— START Supplied records —

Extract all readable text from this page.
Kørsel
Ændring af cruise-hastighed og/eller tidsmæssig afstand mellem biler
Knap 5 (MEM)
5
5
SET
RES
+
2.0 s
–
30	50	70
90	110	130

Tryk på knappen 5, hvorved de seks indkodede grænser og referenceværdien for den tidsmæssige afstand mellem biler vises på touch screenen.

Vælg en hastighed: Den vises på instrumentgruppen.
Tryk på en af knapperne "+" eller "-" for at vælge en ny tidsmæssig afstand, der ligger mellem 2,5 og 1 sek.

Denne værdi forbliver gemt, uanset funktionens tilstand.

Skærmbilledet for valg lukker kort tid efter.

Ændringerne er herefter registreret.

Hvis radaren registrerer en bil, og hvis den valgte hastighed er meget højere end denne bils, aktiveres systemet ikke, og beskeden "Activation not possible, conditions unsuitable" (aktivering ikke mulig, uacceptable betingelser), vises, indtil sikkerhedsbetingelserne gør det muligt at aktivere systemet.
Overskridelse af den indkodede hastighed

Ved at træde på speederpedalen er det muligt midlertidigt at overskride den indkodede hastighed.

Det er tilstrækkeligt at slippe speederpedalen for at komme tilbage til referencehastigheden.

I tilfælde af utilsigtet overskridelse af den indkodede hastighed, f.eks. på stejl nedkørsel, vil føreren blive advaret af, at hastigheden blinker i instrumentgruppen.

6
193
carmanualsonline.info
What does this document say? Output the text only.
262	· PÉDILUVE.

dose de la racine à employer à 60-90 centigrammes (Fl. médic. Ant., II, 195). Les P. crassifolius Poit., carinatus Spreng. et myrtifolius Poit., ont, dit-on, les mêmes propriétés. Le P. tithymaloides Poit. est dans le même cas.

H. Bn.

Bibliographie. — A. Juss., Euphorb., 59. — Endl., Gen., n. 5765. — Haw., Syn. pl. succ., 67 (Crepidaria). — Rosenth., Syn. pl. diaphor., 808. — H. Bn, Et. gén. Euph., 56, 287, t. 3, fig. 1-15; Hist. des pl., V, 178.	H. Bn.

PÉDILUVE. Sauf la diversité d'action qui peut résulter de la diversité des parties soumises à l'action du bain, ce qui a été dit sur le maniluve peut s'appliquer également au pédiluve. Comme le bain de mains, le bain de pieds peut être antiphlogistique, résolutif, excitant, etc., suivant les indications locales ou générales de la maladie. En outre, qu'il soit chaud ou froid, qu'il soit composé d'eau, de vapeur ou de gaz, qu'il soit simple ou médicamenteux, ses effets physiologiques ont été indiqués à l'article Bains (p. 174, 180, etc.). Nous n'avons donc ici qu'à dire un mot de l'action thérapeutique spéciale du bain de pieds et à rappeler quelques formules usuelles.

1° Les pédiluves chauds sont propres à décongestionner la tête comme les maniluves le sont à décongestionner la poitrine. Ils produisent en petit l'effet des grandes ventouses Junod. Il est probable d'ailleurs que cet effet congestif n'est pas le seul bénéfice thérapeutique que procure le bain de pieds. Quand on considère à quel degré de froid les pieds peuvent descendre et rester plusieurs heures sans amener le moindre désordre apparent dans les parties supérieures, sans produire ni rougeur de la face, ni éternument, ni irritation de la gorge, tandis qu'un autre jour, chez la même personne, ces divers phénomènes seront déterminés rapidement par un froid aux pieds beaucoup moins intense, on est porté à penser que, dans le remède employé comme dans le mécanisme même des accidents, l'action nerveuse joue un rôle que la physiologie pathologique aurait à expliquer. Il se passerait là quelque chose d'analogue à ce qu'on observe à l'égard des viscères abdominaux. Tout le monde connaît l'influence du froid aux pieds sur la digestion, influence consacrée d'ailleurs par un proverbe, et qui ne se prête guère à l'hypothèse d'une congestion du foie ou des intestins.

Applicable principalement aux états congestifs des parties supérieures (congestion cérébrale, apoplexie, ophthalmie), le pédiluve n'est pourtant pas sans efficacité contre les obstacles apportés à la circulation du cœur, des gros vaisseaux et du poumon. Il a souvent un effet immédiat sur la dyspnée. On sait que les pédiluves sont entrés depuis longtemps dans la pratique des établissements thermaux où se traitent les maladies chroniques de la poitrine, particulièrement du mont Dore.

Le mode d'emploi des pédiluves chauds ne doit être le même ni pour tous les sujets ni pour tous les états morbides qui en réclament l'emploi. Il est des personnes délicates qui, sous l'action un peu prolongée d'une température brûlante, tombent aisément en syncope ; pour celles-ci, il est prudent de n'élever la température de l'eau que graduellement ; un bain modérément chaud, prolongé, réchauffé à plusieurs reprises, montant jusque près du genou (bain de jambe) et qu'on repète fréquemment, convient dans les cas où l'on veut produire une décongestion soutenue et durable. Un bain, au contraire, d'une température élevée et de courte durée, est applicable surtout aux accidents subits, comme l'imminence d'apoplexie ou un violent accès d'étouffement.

— END Supplied records —

▶ **Problem to work on**:
Using the listing above, say how many of its lines contain the string "biler", giving nothing but the figure.

▶ **Written answer**:
2